All entries are to be given again verbatim.

--- Start of Information shown ---

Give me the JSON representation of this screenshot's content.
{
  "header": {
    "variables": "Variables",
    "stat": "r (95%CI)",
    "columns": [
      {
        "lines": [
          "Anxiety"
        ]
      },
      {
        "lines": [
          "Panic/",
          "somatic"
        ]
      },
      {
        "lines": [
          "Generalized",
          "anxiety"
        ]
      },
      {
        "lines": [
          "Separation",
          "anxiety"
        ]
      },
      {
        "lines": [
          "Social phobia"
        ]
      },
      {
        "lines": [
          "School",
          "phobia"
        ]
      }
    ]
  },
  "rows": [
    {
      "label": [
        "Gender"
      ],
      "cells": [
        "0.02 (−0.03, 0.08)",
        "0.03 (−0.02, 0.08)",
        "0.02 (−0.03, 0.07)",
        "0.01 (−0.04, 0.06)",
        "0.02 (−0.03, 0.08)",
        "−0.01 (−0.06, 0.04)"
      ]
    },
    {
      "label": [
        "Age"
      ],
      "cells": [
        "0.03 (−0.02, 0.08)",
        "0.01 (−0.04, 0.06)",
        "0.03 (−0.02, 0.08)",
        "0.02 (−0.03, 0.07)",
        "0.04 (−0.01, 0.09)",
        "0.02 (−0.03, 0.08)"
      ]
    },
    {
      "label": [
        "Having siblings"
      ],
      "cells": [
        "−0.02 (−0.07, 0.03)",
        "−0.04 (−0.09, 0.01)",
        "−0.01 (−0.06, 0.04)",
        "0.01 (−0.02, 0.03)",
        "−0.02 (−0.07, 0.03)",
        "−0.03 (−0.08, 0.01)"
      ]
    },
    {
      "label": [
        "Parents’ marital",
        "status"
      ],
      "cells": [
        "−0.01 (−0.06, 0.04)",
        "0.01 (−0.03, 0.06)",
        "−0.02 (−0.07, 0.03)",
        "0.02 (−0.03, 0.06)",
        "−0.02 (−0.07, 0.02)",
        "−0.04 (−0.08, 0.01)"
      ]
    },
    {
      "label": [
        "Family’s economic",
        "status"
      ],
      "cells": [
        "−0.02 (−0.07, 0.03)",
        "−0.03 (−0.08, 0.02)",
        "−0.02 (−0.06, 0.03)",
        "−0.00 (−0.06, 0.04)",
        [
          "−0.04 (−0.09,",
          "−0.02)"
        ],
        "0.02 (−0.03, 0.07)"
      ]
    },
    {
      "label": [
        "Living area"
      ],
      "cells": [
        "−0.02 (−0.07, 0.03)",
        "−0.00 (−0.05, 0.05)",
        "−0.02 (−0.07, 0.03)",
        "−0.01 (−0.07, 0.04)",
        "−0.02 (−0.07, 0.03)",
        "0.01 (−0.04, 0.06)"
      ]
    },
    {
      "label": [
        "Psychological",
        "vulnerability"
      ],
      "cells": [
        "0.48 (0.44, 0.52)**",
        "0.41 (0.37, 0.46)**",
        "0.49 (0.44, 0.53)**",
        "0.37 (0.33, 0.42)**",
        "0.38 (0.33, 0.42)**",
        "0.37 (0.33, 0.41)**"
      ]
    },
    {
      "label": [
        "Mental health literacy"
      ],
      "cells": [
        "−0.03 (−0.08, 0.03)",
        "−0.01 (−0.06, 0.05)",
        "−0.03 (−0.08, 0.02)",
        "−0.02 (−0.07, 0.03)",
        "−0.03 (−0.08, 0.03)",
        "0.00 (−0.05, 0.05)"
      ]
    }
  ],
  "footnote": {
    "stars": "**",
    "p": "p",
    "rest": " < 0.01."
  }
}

--- End of Information shown ---

Answer for this exercise –
Give me the JSON representation of this screenshot's content.
{
  "header": {
    "variables": "Variables",
    "stat": "r (95%CI)",
    "columns": [
      {
        "lines": [
          "Anxiety"
        ]
      },
      {
        "lines": [
          "Panic/",
          "somatic"
        ]
      },
      {
        "lines": [
          "Generalized",
          "anxiety"
        ]
      },
      {
        "lines": [
          "Separation",
          "anxiety"
        ]
      },
      {
        "lines": [
          "Social phobia"
        ]
      },
      {
        "lines": [
          "School",
          "phobia"
        ]
      }
    ]
  },
  "rows": [
    {
      "label": [
        "Gender"
      ],
      "cells": [
        "0.02 (−0.03, 0.08)",
        "0.03 (−0.02, 0.08)",
        "0.02 (−0.03, 0.07)",
        "0.01 (−0.04, 0.06)",
        "0.02 (−0.03, 0.08)",
        "−0.01 (−0.06, 0.04)"
      ]
    },
    {
      "label": [
        "Age"
      ],
      "cells": [
        "0.03 (−0.02, 0.08)",
        "0.01 (−0.04, 0.06)",
        "0.03 (−0.02, 0.08)",
        "0.02 (−0.03, 0.07)",
        "0.04 (−0.01, 0.09)",
        "0.02 (−0.03, 0.08)"
      ]
    },
    {
      "label": [
        "Having siblings"
      ],
      "cells": [
        "−0.02 (−0.07, 0.03)",
        "−0.04 (−0.09, 0.01)",
        "−0.01 (−0.06, 0.04)",
        "0.01 (−0.02, 0.03)",
        "−0.02 (−0.07, 0.03)",
        "−0.03 (−0.08, 0.01)"
      ]
    },
    {
      "label": [
        "Parents’ marital",
        "status"
      ],
      "cells": [
        "−0.01 (−0.06, 0.04)",
        "0.01 (−0.03, 0.06)",
        "−0.02 (−0.07, 0.03)",
        "0.02 (−0.03, 0.06)",
        "−0.02 (−0.07, 0.02)",
        "−0.04 (−0.08, 0.01)"
      ]
    },
    {
      "label": [
        "Family’s economic",
        "status"
      ],
      "cells": [
        "−0.02 (−0.07, 0.03)",
        "−0.03 (−0.08, 0.02)",
        "−0.02 (−0.06, 0.03)",
        "−0.00 (−0.06, 0.04)",
        [
          "−0.04 (−0.09,",
          "−0.02)"
        ],
        "0.02 (−0.03, 0.07)"
      ]
    },
    {
      "label": [
        "Living area"
      ],
      "cells": [
        "−0.02 (−0.07, 0.03)",
        "−0.00 (−0.05, 0.05)",
        "−0.02 (−0.07, 0.03)",
        "−0.01 (−0.07, 0.04)",
        "−0.02 (−0.07, 0.03)",
        "0.01 (−0.04, 0.06)"
      ]
    },
    {
      "label": [
        "Psychological",
        "vulnerability"
      ],
      "cells": [
        "0.48 (0.44, 0.52)**",
        "0.41 (0.37, 0.46)**",
        "0.49 (0.44, 0.53)**",
        "0.37 (0.33, 0.42)**",
        "0.38 (0.33, 0.42)**",
        "0.37 (0.33, 0.41)**"
      ]
    },
    {
      "label": [
        "Mental health literacy"
      ],
      "cells": [
        "−0.03 (−0.08, 0.03)",
        "−0.01 (−0.06, 0.05)",
        "−0.03 (−0.08, 0.02)",
        "−0.02 (−0.07, 0.03)",
        "−0.03 (−0.08, 0.03)",
        "0.00 (−0.05, 0.05)"
      ]
    }
  ],
  "footnote": {
    "stars": "**",
    "p": "p",
    "rest": " < 0.01."
  }
}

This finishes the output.